Set exercise: Gather all lines with "change" from the records.

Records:

* * *

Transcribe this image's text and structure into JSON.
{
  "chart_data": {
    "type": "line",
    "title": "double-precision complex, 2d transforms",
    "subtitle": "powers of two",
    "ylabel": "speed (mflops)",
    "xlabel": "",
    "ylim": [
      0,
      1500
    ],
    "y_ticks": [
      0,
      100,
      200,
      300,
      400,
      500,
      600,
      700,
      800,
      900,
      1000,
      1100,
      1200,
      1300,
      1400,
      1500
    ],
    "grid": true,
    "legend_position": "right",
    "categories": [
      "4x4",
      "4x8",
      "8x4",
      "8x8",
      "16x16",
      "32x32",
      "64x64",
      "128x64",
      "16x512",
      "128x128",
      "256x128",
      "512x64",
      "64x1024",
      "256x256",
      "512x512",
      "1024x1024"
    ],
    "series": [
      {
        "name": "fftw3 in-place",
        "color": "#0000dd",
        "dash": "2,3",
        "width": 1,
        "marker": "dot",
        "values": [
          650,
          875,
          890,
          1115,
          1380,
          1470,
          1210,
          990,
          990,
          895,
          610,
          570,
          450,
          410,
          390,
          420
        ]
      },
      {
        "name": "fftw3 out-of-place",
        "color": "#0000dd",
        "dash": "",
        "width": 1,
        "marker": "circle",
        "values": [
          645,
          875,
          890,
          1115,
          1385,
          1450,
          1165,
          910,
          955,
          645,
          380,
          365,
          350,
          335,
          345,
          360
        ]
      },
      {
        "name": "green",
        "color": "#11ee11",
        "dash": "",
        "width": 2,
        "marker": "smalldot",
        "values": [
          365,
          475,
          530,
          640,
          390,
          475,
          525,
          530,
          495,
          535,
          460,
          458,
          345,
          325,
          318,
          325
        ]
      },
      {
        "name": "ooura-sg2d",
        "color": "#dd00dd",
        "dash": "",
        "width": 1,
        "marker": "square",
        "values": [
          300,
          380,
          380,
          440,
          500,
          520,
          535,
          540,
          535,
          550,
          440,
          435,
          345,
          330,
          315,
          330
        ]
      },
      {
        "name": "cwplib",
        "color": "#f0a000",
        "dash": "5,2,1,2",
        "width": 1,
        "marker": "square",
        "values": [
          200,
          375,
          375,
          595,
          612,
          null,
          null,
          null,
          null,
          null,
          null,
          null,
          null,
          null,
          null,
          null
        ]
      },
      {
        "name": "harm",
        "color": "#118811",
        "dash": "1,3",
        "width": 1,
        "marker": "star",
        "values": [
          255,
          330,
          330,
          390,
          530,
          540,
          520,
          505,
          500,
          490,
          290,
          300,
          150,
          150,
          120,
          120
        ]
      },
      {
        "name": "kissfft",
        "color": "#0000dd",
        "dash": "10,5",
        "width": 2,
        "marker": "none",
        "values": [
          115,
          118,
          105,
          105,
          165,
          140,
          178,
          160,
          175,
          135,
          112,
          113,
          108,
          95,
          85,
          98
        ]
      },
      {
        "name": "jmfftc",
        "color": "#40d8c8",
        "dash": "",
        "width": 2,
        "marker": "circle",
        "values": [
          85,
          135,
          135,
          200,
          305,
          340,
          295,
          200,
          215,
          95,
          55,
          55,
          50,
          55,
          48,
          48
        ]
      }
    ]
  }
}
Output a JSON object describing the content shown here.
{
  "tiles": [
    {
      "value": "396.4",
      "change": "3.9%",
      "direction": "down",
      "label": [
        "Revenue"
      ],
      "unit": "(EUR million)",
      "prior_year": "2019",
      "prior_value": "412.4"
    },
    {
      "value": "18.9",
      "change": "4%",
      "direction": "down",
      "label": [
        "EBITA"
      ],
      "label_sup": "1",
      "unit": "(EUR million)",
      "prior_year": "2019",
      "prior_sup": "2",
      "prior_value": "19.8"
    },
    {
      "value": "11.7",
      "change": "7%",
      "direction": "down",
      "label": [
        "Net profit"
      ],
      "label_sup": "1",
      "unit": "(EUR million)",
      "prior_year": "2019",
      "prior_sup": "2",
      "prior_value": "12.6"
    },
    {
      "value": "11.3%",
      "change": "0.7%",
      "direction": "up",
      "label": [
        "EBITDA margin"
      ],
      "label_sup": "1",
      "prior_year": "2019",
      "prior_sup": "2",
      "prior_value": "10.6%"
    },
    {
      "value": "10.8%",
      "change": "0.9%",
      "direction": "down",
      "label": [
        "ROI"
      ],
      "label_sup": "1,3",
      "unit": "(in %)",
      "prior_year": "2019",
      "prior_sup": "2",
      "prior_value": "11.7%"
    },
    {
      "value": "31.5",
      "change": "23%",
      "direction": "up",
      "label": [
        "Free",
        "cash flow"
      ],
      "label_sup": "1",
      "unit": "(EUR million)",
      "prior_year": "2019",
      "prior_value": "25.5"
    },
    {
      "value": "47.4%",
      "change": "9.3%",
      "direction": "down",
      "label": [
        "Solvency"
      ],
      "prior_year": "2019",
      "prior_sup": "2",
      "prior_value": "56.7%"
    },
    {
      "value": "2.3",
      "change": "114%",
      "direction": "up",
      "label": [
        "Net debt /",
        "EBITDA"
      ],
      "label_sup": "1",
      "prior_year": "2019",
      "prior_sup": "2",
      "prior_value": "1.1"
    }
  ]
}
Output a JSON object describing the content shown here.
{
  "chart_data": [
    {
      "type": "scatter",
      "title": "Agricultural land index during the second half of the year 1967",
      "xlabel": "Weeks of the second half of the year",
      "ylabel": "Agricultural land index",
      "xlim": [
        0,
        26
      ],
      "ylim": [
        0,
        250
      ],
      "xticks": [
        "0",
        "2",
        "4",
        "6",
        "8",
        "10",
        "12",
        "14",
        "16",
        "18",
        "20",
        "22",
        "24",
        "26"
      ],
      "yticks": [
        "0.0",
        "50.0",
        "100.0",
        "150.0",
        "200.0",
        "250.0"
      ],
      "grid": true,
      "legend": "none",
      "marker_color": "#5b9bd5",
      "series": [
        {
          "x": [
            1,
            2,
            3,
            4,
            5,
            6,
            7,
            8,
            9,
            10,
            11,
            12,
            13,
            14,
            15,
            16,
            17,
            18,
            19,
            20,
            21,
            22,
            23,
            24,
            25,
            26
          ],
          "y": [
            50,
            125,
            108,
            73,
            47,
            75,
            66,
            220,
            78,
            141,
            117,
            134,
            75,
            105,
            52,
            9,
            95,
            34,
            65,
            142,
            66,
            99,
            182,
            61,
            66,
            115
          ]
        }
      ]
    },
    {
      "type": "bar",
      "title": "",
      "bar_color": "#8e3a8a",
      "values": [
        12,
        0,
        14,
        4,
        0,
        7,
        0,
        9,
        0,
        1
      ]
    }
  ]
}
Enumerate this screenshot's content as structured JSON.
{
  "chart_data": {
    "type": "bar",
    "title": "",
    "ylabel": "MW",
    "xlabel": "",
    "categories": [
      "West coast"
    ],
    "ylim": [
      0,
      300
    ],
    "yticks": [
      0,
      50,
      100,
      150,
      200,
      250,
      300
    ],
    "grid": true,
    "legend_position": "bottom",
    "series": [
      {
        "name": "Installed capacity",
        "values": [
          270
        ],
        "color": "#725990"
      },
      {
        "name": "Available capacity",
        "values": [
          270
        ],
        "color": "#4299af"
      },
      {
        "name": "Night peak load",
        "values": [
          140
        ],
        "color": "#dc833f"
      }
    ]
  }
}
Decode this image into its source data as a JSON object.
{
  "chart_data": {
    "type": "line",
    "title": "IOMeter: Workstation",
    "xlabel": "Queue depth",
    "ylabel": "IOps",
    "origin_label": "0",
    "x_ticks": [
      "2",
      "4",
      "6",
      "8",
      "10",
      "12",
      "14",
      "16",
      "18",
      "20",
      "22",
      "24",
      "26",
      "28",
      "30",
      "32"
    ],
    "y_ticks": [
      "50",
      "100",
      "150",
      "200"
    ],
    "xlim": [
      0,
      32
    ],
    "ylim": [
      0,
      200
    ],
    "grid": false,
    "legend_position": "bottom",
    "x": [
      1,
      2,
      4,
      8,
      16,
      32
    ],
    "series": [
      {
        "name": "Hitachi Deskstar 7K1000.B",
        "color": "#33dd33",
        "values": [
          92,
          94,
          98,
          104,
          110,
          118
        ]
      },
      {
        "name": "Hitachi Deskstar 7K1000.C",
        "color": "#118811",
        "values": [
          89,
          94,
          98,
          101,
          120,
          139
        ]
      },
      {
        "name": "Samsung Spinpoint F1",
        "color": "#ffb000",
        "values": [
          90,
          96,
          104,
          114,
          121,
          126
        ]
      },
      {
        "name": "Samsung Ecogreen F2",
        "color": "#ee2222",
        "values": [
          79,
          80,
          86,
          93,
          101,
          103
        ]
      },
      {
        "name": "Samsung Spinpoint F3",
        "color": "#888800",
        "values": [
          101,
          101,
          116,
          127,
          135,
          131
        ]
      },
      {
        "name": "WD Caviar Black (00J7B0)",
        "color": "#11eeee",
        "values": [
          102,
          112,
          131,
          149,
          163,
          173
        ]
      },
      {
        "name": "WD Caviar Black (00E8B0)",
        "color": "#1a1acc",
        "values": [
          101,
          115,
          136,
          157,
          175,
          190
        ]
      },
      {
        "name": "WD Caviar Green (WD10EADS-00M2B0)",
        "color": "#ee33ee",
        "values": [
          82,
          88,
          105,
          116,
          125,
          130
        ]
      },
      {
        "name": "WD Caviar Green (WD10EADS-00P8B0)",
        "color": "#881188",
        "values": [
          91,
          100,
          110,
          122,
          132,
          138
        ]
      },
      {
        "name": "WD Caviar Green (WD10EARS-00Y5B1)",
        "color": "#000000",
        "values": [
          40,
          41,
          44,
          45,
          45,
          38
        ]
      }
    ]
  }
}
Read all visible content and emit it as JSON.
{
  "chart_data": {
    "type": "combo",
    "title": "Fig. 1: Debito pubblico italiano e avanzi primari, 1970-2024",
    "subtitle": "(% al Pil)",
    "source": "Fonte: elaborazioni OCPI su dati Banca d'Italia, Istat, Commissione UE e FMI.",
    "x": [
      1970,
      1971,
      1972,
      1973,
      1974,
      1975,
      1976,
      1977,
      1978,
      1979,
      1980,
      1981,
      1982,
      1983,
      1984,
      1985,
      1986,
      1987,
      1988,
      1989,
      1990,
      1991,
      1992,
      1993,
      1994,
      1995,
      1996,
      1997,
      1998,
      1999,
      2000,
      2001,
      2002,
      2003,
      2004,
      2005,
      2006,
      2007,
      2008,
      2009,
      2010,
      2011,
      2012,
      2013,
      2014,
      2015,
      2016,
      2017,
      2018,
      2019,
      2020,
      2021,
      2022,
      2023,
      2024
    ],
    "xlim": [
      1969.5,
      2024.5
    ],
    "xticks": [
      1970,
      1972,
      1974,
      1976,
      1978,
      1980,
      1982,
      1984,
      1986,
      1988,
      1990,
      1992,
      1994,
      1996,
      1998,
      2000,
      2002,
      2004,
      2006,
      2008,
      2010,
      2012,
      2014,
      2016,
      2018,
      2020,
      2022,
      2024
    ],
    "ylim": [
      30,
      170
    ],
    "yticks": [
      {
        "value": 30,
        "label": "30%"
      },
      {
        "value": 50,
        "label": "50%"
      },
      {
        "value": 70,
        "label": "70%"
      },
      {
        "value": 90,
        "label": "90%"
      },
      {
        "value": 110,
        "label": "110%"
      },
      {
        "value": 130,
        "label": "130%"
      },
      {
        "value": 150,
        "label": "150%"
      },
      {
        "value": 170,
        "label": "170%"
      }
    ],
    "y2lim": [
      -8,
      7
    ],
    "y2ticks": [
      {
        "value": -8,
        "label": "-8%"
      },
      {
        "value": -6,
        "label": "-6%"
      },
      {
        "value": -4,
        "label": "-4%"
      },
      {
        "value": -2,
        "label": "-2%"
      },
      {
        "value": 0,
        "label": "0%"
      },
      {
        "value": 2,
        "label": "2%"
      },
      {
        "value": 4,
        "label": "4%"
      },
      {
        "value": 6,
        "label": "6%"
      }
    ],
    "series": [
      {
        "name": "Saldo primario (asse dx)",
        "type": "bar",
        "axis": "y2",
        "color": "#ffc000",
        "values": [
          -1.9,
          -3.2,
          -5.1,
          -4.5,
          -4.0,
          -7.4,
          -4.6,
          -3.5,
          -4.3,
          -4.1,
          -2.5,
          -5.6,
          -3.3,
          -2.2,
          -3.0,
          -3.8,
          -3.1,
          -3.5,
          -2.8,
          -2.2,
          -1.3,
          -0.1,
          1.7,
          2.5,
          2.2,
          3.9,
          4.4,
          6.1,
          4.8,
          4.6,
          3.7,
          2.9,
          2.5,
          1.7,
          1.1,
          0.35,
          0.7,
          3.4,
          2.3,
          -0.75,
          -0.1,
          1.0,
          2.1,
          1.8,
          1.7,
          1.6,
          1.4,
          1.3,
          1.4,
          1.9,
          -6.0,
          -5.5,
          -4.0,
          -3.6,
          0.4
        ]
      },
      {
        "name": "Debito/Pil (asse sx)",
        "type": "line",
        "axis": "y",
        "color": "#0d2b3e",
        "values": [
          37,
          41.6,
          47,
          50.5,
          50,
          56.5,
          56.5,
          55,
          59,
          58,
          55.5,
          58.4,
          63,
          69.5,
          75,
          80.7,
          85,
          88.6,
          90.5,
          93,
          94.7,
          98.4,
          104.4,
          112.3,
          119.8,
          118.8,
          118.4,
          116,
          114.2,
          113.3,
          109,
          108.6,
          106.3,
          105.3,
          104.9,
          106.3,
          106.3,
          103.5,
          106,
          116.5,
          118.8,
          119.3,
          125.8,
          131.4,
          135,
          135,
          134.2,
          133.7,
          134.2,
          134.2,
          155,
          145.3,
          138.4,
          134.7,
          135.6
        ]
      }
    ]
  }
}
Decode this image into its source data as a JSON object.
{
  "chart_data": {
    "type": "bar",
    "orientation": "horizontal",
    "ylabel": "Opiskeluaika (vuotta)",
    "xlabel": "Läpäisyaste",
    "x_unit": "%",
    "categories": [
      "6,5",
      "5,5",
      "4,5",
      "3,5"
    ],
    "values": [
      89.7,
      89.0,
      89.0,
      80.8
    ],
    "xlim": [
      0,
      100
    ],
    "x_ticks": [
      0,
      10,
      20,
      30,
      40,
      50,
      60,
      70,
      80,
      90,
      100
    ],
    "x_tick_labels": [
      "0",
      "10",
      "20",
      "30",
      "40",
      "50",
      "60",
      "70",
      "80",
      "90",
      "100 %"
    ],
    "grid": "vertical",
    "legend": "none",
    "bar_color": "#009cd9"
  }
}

* * *

Problem solution:
      "change": "3.9%",
      "change": "4%",
      "change": "7%",
      "change": "0.7%",
      "change": "0.9%",
      "change": "23%",
      "change": "9.3%",
      "change": "114%",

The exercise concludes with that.